-- begin DATA PROVIDED --

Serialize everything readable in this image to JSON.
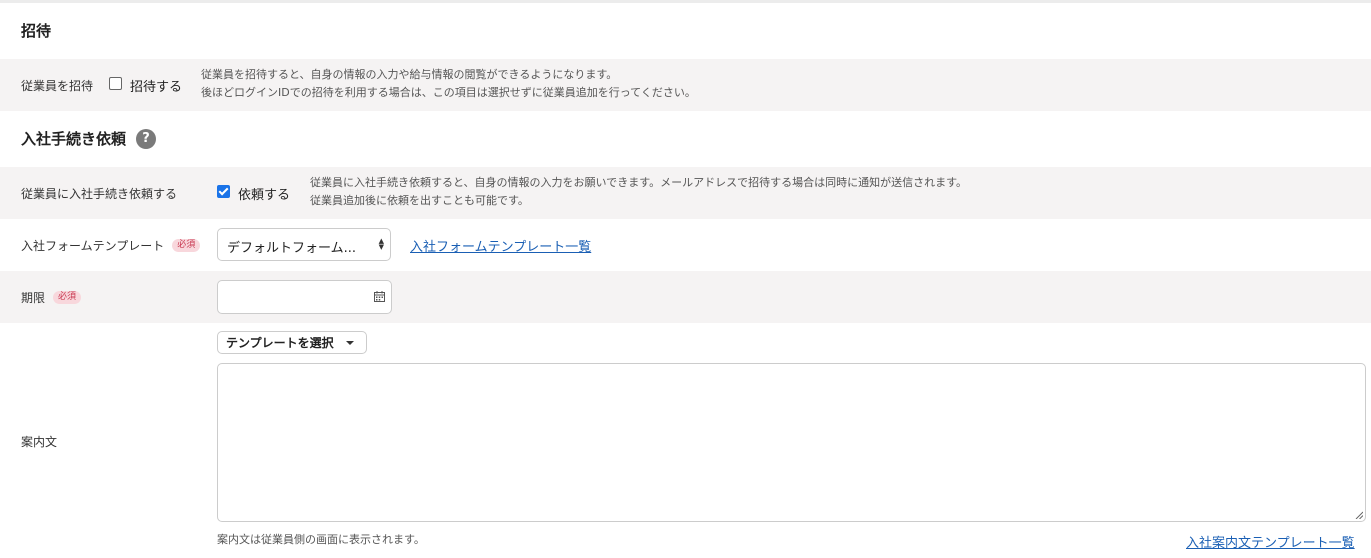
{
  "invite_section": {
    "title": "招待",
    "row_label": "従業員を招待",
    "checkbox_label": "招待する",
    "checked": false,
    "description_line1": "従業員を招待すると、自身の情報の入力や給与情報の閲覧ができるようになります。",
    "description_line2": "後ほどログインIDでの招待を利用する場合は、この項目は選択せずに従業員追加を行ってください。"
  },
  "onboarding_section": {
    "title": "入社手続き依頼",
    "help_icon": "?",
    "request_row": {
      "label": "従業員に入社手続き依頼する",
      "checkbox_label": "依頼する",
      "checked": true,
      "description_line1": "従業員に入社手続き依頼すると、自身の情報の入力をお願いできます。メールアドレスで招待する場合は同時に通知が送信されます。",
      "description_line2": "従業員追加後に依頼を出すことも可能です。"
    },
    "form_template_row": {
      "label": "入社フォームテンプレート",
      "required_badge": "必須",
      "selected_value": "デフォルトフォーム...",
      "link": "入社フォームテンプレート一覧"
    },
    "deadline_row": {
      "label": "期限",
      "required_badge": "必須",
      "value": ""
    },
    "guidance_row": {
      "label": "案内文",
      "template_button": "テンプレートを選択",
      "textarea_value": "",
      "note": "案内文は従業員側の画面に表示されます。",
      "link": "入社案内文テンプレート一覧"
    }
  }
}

-- end DATA PROVIDED --
-- begin DATA PROVIDED --

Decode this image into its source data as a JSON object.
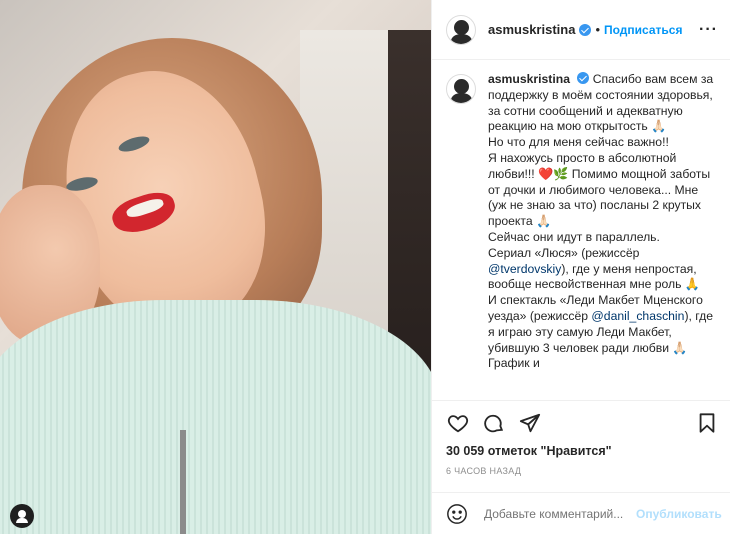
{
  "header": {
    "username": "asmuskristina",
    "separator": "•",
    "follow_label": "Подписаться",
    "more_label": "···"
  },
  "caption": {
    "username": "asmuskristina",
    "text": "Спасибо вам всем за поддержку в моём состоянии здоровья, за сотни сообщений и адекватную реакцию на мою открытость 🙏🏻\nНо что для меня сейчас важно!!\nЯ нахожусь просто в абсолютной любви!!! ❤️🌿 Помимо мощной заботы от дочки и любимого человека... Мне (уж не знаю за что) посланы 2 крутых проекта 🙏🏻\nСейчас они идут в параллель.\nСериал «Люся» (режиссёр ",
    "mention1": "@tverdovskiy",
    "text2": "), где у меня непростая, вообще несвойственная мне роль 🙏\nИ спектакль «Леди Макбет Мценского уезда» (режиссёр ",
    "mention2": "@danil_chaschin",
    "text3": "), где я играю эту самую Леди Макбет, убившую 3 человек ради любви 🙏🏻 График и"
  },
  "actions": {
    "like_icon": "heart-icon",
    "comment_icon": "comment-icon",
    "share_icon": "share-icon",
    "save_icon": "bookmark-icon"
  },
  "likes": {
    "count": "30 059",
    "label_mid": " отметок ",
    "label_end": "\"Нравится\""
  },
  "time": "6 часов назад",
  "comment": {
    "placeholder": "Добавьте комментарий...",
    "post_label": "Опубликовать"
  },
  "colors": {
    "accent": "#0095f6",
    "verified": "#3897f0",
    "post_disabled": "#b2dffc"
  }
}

-- end DATA PROVIDED --

- [WHAT IS BEING ASKED] Go through the material above and count the lines that contain "меня"; give that number alone.

- [OUTPUT BELOW] 2